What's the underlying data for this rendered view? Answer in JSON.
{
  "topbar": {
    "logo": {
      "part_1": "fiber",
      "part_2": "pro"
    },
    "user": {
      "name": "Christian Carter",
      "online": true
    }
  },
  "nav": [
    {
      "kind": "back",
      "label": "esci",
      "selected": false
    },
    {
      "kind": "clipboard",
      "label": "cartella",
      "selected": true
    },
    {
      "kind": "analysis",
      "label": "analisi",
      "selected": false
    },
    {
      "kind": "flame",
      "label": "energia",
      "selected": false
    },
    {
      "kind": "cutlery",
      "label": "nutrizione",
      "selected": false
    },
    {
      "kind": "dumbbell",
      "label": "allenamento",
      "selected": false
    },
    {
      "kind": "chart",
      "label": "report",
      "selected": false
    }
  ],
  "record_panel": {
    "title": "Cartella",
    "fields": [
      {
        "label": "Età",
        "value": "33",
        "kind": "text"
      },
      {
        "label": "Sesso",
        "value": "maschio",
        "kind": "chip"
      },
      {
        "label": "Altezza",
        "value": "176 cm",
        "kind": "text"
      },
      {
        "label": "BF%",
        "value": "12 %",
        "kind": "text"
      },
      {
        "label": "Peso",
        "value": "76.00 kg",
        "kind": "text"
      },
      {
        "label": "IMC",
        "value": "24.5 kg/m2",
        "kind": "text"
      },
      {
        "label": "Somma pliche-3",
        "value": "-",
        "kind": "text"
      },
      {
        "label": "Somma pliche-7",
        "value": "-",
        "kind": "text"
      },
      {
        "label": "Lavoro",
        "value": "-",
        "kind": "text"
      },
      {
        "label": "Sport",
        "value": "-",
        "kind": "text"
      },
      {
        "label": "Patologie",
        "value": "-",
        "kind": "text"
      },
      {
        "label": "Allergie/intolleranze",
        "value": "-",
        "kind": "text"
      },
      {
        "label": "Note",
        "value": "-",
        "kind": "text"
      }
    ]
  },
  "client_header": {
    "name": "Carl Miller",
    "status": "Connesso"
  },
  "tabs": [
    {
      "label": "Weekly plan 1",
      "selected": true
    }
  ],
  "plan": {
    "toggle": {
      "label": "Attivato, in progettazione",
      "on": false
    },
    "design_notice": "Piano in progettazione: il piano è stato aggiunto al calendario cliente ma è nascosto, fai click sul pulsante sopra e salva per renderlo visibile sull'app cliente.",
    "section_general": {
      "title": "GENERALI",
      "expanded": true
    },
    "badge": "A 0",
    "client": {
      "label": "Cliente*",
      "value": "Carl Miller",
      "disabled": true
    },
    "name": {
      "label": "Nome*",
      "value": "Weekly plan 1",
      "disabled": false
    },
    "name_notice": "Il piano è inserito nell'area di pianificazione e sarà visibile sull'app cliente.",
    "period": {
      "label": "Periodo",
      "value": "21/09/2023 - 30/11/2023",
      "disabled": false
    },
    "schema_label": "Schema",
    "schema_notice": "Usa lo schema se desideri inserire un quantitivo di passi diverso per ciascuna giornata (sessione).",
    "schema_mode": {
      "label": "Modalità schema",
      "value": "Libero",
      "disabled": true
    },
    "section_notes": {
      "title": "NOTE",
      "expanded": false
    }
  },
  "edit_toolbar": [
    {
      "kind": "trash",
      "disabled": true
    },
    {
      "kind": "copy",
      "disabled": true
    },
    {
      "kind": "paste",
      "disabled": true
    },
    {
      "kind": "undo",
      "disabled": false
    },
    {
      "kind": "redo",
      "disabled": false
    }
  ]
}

-*-

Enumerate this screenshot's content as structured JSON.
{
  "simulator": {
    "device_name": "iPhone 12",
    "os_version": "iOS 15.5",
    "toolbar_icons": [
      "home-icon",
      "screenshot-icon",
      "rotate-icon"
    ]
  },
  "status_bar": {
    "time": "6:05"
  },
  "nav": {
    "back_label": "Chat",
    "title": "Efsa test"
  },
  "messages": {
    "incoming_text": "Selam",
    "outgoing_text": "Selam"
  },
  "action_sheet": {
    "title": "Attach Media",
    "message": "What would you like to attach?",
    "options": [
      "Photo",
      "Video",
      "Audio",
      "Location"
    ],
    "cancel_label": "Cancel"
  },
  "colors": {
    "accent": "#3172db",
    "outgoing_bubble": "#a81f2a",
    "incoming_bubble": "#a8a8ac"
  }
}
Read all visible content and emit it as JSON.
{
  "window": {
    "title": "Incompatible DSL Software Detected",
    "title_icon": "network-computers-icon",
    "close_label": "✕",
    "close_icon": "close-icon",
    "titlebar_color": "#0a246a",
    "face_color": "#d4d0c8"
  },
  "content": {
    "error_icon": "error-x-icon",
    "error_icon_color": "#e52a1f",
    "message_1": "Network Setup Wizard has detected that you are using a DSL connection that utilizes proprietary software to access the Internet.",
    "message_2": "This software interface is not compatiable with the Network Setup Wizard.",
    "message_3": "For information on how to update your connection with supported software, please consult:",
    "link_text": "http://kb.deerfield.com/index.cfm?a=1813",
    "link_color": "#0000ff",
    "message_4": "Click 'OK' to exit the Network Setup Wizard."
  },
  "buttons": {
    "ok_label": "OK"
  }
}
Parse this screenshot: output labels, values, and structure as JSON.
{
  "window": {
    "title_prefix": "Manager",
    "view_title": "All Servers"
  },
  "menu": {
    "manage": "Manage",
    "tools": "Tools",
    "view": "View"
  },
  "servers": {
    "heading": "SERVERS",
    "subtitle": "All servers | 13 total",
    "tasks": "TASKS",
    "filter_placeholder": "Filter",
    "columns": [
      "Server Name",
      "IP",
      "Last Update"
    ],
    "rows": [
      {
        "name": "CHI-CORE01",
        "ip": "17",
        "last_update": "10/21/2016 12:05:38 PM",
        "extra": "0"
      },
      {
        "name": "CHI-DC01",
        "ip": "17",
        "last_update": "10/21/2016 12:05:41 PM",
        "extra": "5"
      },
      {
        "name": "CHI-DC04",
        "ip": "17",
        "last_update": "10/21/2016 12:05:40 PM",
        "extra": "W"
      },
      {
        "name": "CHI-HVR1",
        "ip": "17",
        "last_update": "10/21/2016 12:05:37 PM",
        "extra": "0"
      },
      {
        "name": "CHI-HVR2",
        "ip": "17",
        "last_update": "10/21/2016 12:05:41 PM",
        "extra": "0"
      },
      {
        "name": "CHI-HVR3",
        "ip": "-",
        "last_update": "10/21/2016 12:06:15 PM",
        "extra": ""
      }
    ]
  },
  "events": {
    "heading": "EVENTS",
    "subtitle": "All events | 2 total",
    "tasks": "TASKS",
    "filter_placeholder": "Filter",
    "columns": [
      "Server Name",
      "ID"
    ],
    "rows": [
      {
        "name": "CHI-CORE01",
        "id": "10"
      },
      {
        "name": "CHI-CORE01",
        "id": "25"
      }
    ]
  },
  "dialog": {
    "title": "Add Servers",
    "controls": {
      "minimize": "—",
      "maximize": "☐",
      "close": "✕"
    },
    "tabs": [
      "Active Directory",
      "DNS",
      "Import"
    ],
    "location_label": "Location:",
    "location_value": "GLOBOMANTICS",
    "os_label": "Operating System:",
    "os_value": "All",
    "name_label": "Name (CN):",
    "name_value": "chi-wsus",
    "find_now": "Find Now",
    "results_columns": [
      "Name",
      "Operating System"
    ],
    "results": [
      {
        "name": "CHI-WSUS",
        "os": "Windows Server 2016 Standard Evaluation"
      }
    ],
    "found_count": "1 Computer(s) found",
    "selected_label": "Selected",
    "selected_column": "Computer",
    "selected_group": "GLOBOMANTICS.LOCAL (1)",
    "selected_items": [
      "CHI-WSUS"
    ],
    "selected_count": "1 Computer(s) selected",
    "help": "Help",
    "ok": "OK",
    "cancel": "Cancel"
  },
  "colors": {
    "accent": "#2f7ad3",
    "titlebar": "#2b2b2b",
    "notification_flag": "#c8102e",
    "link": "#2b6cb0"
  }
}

-*-

> **REQUEST**:
Find how many lines of the entries contain "Wizard". Respond with the number only.

> **FULL ANSWER**:
3